What is being asked: Set down the material below word for word, excluding the pictures.
═════ Given entries ═════
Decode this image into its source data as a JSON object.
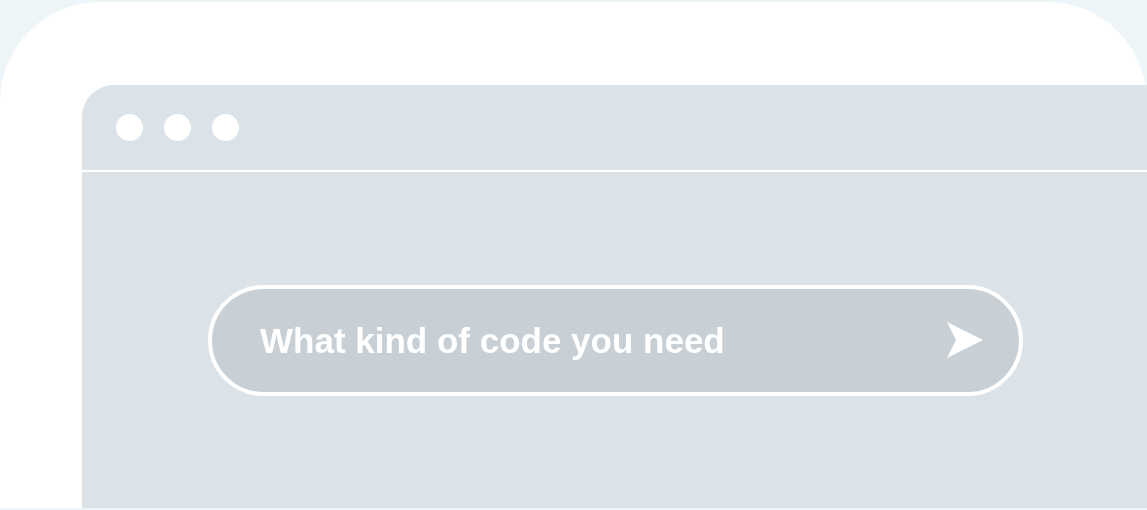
{
  "search": {
    "placeholder": "What kind of code you need"
  }
}
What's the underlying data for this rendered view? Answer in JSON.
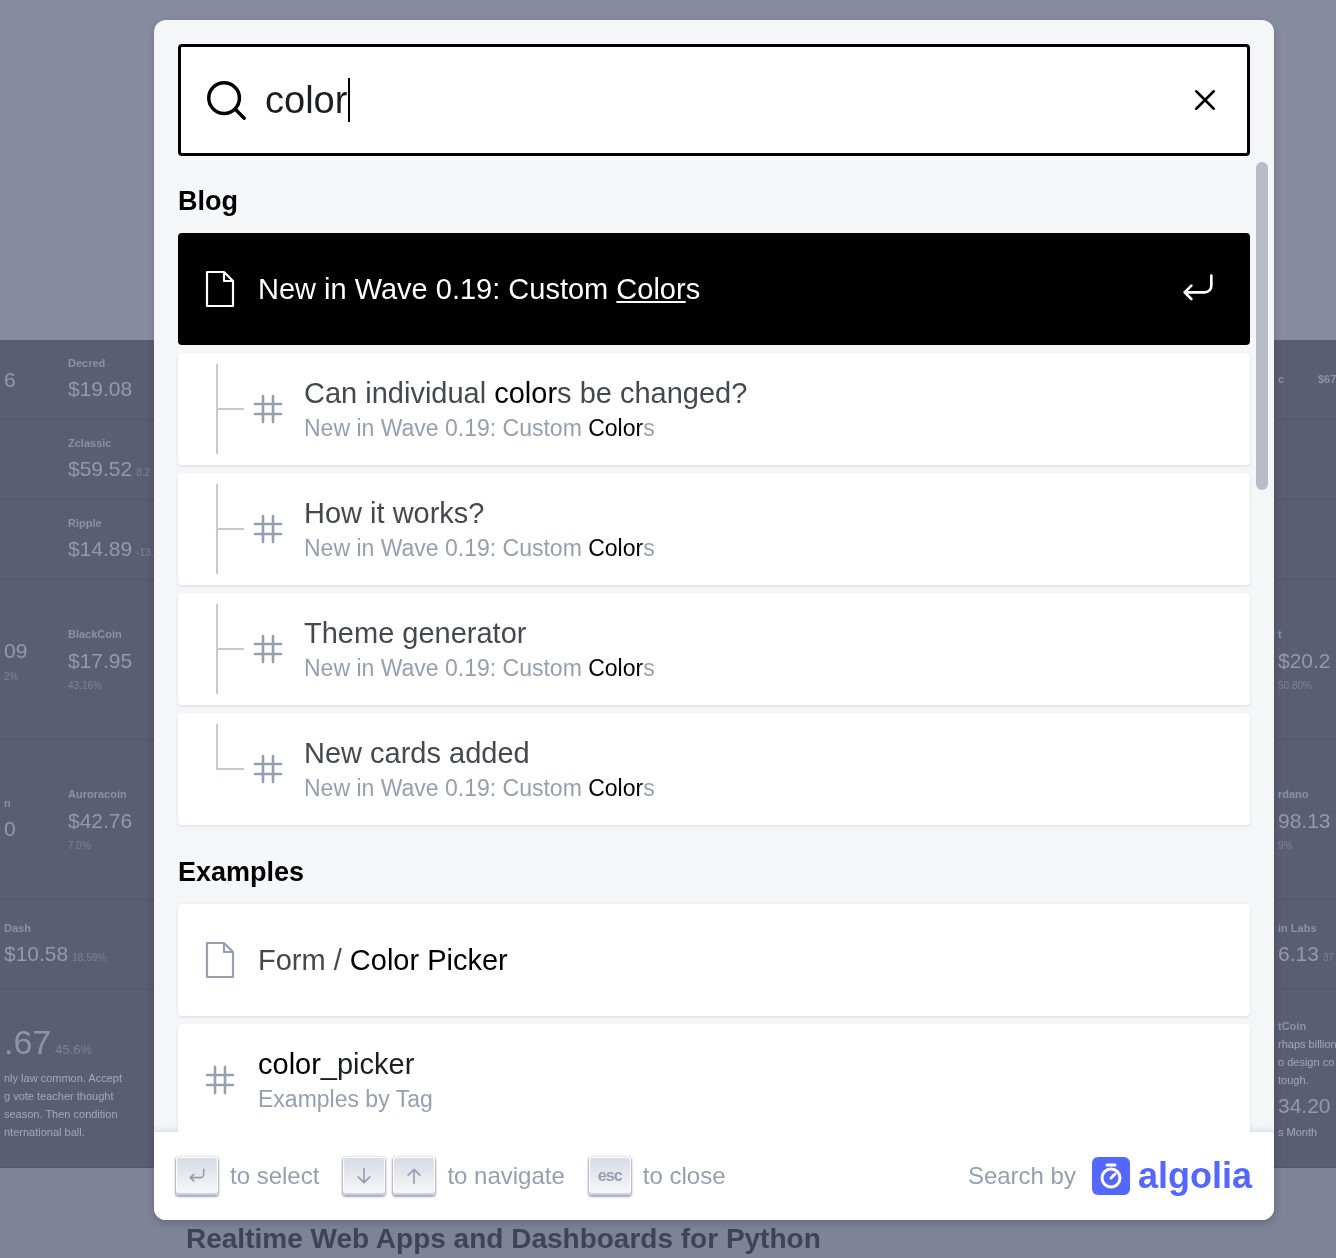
{
  "background": {
    "left_rows": [
      {
        "cells": [
          {
            "lines": [
              {
                "kind": "value",
                "text": "6"
              }
            ]
          },
          {
            "lines": [
              {
                "kind": "label",
                "text": "Decred"
              },
              {
                "kind": "value",
                "text": "$19.08"
              }
            ]
          }
        ]
      },
      {
        "cells": [
          {},
          {
            "lines": [
              {
                "kind": "label",
                "text": "Zclassic"
              },
              {
                "kind": "value",
                "text": "$59.52",
                "note": "8.2"
              }
            ]
          }
        ]
      },
      {
        "cells": [
          {},
          {
            "lines": [
              {
                "kind": "label",
                "text": "Ripple"
              },
              {
                "kind": "value",
                "text": "$14.89",
                "note": "-13."
              }
            ]
          }
        ]
      },
      {
        "cells": [
          {
            "lines": [
              {
                "kind": "value",
                "text": "09"
              },
              {
                "kind": "small",
                "text": "2%"
              }
            ]
          },
          {
            "lines": [
              {
                "kind": "label",
                "text": "BlackCoin"
              },
              {
                "kind": "value",
                "text": "$17.95"
              },
              {
                "kind": "small",
                "text": "43.16%"
              }
            ]
          }
        ]
      },
      {
        "cells": [
          {
            "lines": [
              {
                "kind": "label",
                "text": "n"
              },
              {
                "kind": "value",
                "text": "0"
              }
            ]
          },
          {
            "lines": [
              {
                "kind": "label",
                "text": "Auroracoin"
              },
              {
                "kind": "value",
                "text": "$42.76"
              },
              {
                "kind": "small",
                "text": "7.0%"
              }
            ]
          }
        ]
      },
      {
        "cells": [
          {
            "lines": [
              {
                "kind": "label",
                "text": "Dash"
              },
              {
                "kind": "value",
                "text": "$10.58",
                "note": "18.59%"
              }
            ]
          }
        ]
      },
      {
        "cells": [
          {
            "lines": [
              {
                "kind": "big",
                "text": ".67",
                "note": "45.6%"
              },
              {
                "kind": "text",
                "text": "nly law common. Accept"
              },
              {
                "kind": "text",
                "text": "g vote teacher thought"
              },
              {
                "kind": "text",
                "text": "season. Then condition"
              },
              {
                "kind": "text",
                "text": "nternational ball."
              }
            ]
          }
        ]
      }
    ],
    "right_rows": [
      {
        "cells": [
          {
            "lines": [
              {
                "kind": "label",
                "text": "c"
              }
            ]
          },
          {
            "lines": [
              {
                "kind": "label",
                "text": "$67"
              }
            ]
          }
        ]
      },
      {
        "cells": []
      },
      {
        "cells": []
      },
      {
        "cells": [
          {
            "lines": [
              {
                "kind": "label",
                "text": "t"
              },
              {
                "kind": "value",
                "text": "$20.2"
              },
              {
                "kind": "small",
                "text": "50.80%"
              }
            ]
          }
        ]
      },
      {
        "cells": [
          {
            "lines": [
              {
                "kind": "label",
                "text": "rdano"
              },
              {
                "kind": "value",
                "text": "98.13"
              },
              {
                "kind": "small",
                "text": "9%"
              }
            ]
          }
        ]
      },
      {
        "cells": [
          {
            "lines": [
              {
                "kind": "label",
                "text": "in Labs"
              },
              {
                "kind": "value",
                "text": "6.13",
                "note": "37"
              }
            ]
          }
        ]
      },
      {
        "cells": [
          {
            "lines": [
              {
                "kind": "label",
                "text": "tCoin"
              },
              {
                "kind": "text",
                "text": "rhaps billion"
              },
              {
                "kind": "text",
                "text": "o design co"
              },
              {
                "kind": "text",
                "text": "tough."
              },
              {
                "kind": "value",
                "text": "34.20"
              },
              {
                "kind": "text",
                "text": "s Month"
              }
            ]
          }
        ]
      }
    ],
    "heading": "Realtime Web Apps and Dashboards for Python"
  },
  "search": {
    "value": "color"
  },
  "sections": [
    {
      "title": "Blog",
      "hits": [
        {
          "kind": "page",
          "title": "New in Wave 0.19: Custom **Color**s",
          "selected": true
        },
        {
          "kind": "child",
          "last": false,
          "title": "Can individual **color**s be changed?",
          "path": "New in Wave 0.19: Custom **Color**s",
          "selected": false
        },
        {
          "kind": "child",
          "last": false,
          "title": "How it works?",
          "path": "New in Wave 0.19: Custom **Color**s",
          "selected": false
        },
        {
          "kind": "child",
          "last": false,
          "title": "Theme generator",
          "path": "New in Wave 0.19: Custom **Color**s",
          "selected": false
        },
        {
          "kind": "child",
          "last": true,
          "title": "New cards added",
          "path": "New in Wave 0.19: Custom **Color**s",
          "selected": false
        }
      ]
    },
    {
      "title": "Examples",
      "hits": [
        {
          "kind": "page",
          "title": "Form / **Color Picker**",
          "selected": false
        },
        {
          "kind": "heading",
          "title": "**color**_picker",
          "path": "Examples by Tag",
          "selected": false
        }
      ]
    }
  ],
  "footer": {
    "commands": [
      {
        "keys": [
          {
            "kind": "enter"
          }
        ],
        "label": "to select"
      },
      {
        "keys": [
          {
            "kind": "down"
          },
          {
            "kind": "up"
          }
        ],
        "label": "to navigate"
      },
      {
        "keys": [
          {
            "kind": "text",
            "text": "esc"
          }
        ],
        "label": "to close"
      }
    ],
    "search_by": "Search by",
    "logo": "algolia"
  }
}
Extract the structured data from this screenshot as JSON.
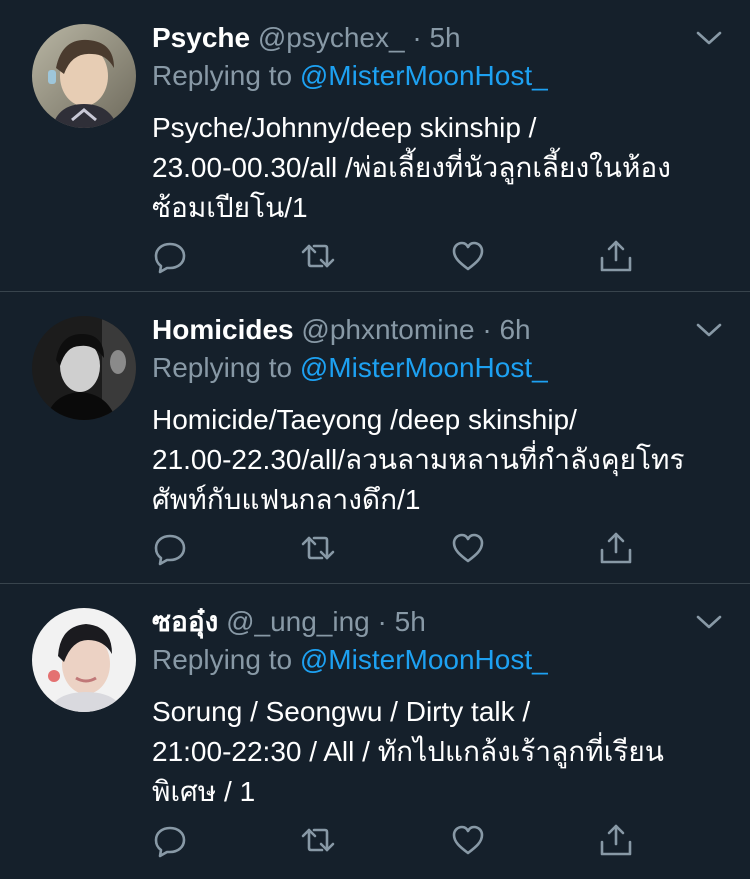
{
  "colors": {
    "background": "#15202b",
    "divider": "#38444d",
    "muted": "#8899a6",
    "link": "#1da1f2",
    "text": "#ffffff"
  },
  "tweets": [
    {
      "display_name": "Psyche",
      "handle": "@psychex_",
      "dot": "·",
      "time": "5h",
      "replying_prefix": "Replying to",
      "replying_handle": "@MisterMoonHost_",
      "lines": [
        "Psyche/Johnny/deep skinship /",
        "23.00-00.30/all /พ่อเลี้ยงที่นัวลูกเลี้ยงในห้อง",
        "ซ้อมเปียโน/1"
      ],
      "icons": [
        "reply-icon",
        "retweet-icon",
        "like-icon",
        "share-icon",
        "chevron-down-icon"
      ]
    },
    {
      "display_name": "Homicides",
      "handle": "@phxntomine",
      "dot": "·",
      "time": "6h",
      "replying_prefix": "Replying to",
      "replying_handle": "@MisterMoonHost_",
      "lines": [
        "Homicide/Taeyong /deep skinship/",
        "21.00-22.30/all/ลวนลามหลานที่กำลังคุยโทร",
        "ศัพท์กับแฟนกลางดึก/1"
      ],
      "icons": [
        "reply-icon",
        "retweet-icon",
        "like-icon",
        "share-icon",
        "chevron-down-icon"
      ]
    },
    {
      "display_name": "ซออุ๋ง",
      "handle": "@_ung_ing",
      "dot": "·",
      "time": "5h",
      "replying_prefix": "Replying to",
      "replying_handle": "@MisterMoonHost_",
      "lines": [
        "Sorung / Seongwu / Dirty talk /",
        "21:00-22:30 / All / ทักไปแกล้งเร้าลูกที่เรียน",
        "พิเศษ / 1"
      ],
      "icons": [
        "reply-icon",
        "retweet-icon",
        "like-icon",
        "share-icon",
        "chevron-down-icon"
      ]
    }
  ]
}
═════
Finished answer:
Decode this image into its source data as a JSON object.
{
  "search": {
    "placeholder": "What kind of code you need"
  }
}
What's the underlying data for this rendered view? Answer in JSON.
{
  "background": {
    "left_rows": [
      {
        "cells": [
          {
            "lines": [
              {
                "kind": "value",
                "text": "6"
              }
            ]
          },
          {
            "lines": [
              {
                "kind": "label",
                "text": "Decred"
              },
              {
                "kind": "value",
                "text": "$19.08"
              }
            ]
          }
        ]
      },
      {
        "cells": [
          {},
          {
            "lines": [
              {
                "kind": "label",
                "text": "Zclassic"
              },
              {
                "kind": "value",
                "text": "$59.52",
                "note": "8.2"
              }
            ]
          }
        ]
      },
      {
        "cells": [
          {},
          {
            "lines": [
              {
                "kind": "label",
                "text": "Ripple"
              },
              {
                "kind": "value",
                "text": "$14.89",
                "note": "-13."
              }
            ]
          }
        ]
      },
      {
        "cells": [
          {
            "lines": [
              {
                "kind": "value",
                "text": "09"
              },
              {
                "kind": "small",
                "text": "2%"
              }
            ]
          },
          {
            "lines": [
              {
                "kind": "label",
                "text": "BlackCoin"
              },
              {
                "kind": "value",
                "text": "$17.95"
              },
              {
                "kind": "small",
                "text": "43.16%"
              }
            ]
          }
        ]
      },
      {
        "cells": [
          {
            "lines": [
              {
                "kind": "label",
                "text": "n"
              },
              {
                "kind": "value",
                "text": "0"
              }
            ]
          },
          {
            "lines": [
              {
                "kind": "label",
                "text": "Auroracoin"
              },
              {
                "kind": "value",
                "text": "$42.76"
              },
              {
                "kind": "small",
                "text": "7.0%"
              }
            ]
          }
        ]
      },
      {
        "cells": [
          {
            "lines": [
              {
                "kind": "label",
                "text": "Dash"
              },
              {
                "kind": "value",
                "text": "$10.58",
                "note": "18.59%"
              }
            ]
          }
        ]
      },
      {
        "cells": [
          {
            "lines": [
              {
                "kind": "big",
                "text": ".67",
                "note": "45.6%"
              },
              {
                "kind": "text",
                "text": "nly law common. Accept"
              },
              {
                "kind": "text",
                "text": "g vote teacher thought"
              },
              {
                "kind": "text",
                "text": "season. Then condition"
              },
              {
                "kind": "text",
                "text": "nternational ball."
              }
            ]
          }
        ]
      }
    ],
    "right_rows": [
      {
        "cells": [
          {
            "lines": [
              {
                "kind": "label",
                "text": "c"
              }
            ]
          },
          {
            "lines": [
              {
                "kind": "label",
                "text": "$67"
              }
            ]
          }
        ]
      },
      {
        "cells": []
      },
      {
        "cells": []
      },
      {
        "cells": [
          {
            "lines": [
              {
                "kind": "label",
                "text": "t"
              },
              {
                "kind": "value",
                "text": "$20.2"
              },
              {
                "kind": "small",
                "text": "50.80%"
              }
            ]
          }
        ]
      },
      {
        "cells": [
          {
            "lines": [
              {
                "kind": "label",
                "text": "rdano"
              },
              {
                "kind": "value",
                "text": "98.13"
              },
              {
                "kind": "small",
                "text": "9%"
              }
            ]
          }
        ]
      },
      {
        "cells": [
          {
            "lines": [
              {
                "kind": "label",
                "text": "in Labs"
              },
              {
                "kind": "value",
                "text": "6.13",
                "note": "37"
              }
            ]
          }
        ]
      },
      {
        "cells": [
          {
            "lines": [
              {
                "kind": "label",
                "text": "tCoin"
              },
              {
                "kind": "text",
                "text": "rhaps billion"
              },
              {
                "kind": "text",
                "text": "o design co"
              },
              {
                "kind": "text",
                "text": "tough."
              },
              {
                "kind": "value",
                "text": "34.20"
              },
              {
                "kind": "text",
                "text": "s Month"
              }
            ]
          }
        ]
      }
    ],
    "heading": "Realtime Web Apps and Dashboards for Python"
  },
  "search": {
    "value": "color"
  },
  "sections": [
    {
      "title": "Blog",
      "hits": [
        {
          "kind": "page",
          "title": "New in Wave 0.19: Custom **Color**s",
          "selected": true
        },
        {
          "kind": "child",
          "last": false,
          "title": "Can individual **color**s be changed?",
          "path": "New in Wave 0.19: Custom **Color**s",
          "selected": false
        },
        {
          "kind": "child",
          "last": false,
          "title": "How it works?",
          "path": "New in Wave 0.19: Custom **Color**s",
          "selected": false
        },
        {
          "kind": "child",
          "last": false,
          "title": "Theme generator",
          "path": "New in Wave 0.19: Custom **Color**s",
          "selected": false
        },
        {
          "kind": "child",
          "last": true,
          "title": "New cards added",
          "path": "New in Wave 0.19: Custom **Color**s",
          "selected": false
        }
      ]
    },
    {
      "title": "Examples",
      "hits": [
        {
          "kind": "page",
          "title": "Form / **Color Picker**",
          "selected": false
        },
        {
          "kind": "heading",
          "title": "**color**_picker",
          "path": "Examples by Tag",
          "selected": false
        }
      ]
    }
  ],
  "footer": {
    "commands": [
      {
        "keys": [
          {
            "kind": "enter"
          }
        ],
        "label": "to select"
      },
      {
        "keys": [
          {
            "kind": "down"
          },
          {
            "kind": "up"
          }
        ],
        "label": "to navigate"
      },
      {
        "keys": [
          {
            "kind": "text",
            "text": "esc"
          }
        ],
        "label": "to close"
      }
    ],
    "search_by": "Search by",
    "logo": "algolia"
  }
}
Extract the structured data from this screenshot as JSON.
{
  "colors": {
    "background": "#15202b",
    "divider": "#38444d",
    "muted": "#8899a6",
    "link": "#1da1f2",
    "text": "#ffffff"
  },
  "tweets": [
    {
      "display_name": "Psyche",
      "handle": "@psychex_",
      "dot": "·",
      "time": "5h",
      "replying_prefix": "Replying to",
      "replying_handle": "@MisterMoonHost_",
      "lines": [
        "Psyche/Johnny/deep skinship /",
        "23.00-00.30/all /พ่อเลี้ยงที่นัวลูกเลี้ยงในห้อง",
        "ซ้อมเปียโน/1"
      ],
      "icons": [
        "reply-icon",
        "retweet-icon",
        "like-icon",
        "share-icon",
        "chevron-down-icon"
      ]
    },
    {
      "display_name": "Homicides",
      "handle": "@phxntomine",
      "dot": "·",
      "time": "6h",
      "replying_prefix": "Replying to",
      "replying_handle": "@MisterMoonHost_",
      "lines": [
        "Homicide/Taeyong /deep skinship/",
        "21.00-22.30/all/ลวนลามหลานที่กำลังคุยโทร",
        "ศัพท์กับแฟนกลางดึก/1"
      ],
      "icons": [
        "reply-icon",
        "retweet-icon",
        "like-icon",
        "share-icon",
        "chevron-down-icon"
      ]
    },
    {
      "display_name": "ซออุ๋ง",
      "handle": "@_ung_ing",
      "dot": "·",
      "time": "5h",
      "replying_prefix": "Replying to",
      "replying_handle": "@MisterMoonHost_",
      "lines": [
        "Sorung / Seongwu / Dirty talk /",
        "21:00-22:30 / All / ทักไปแกล้งเร้าลูกที่เรียน",
        "พิเศษ / 1"
      ],
      "icons": [
        "reply-icon",
        "retweet-icon",
        "like-icon",
        "share-icon",
        "chevron-down-icon"
      ]
    }
  ]
}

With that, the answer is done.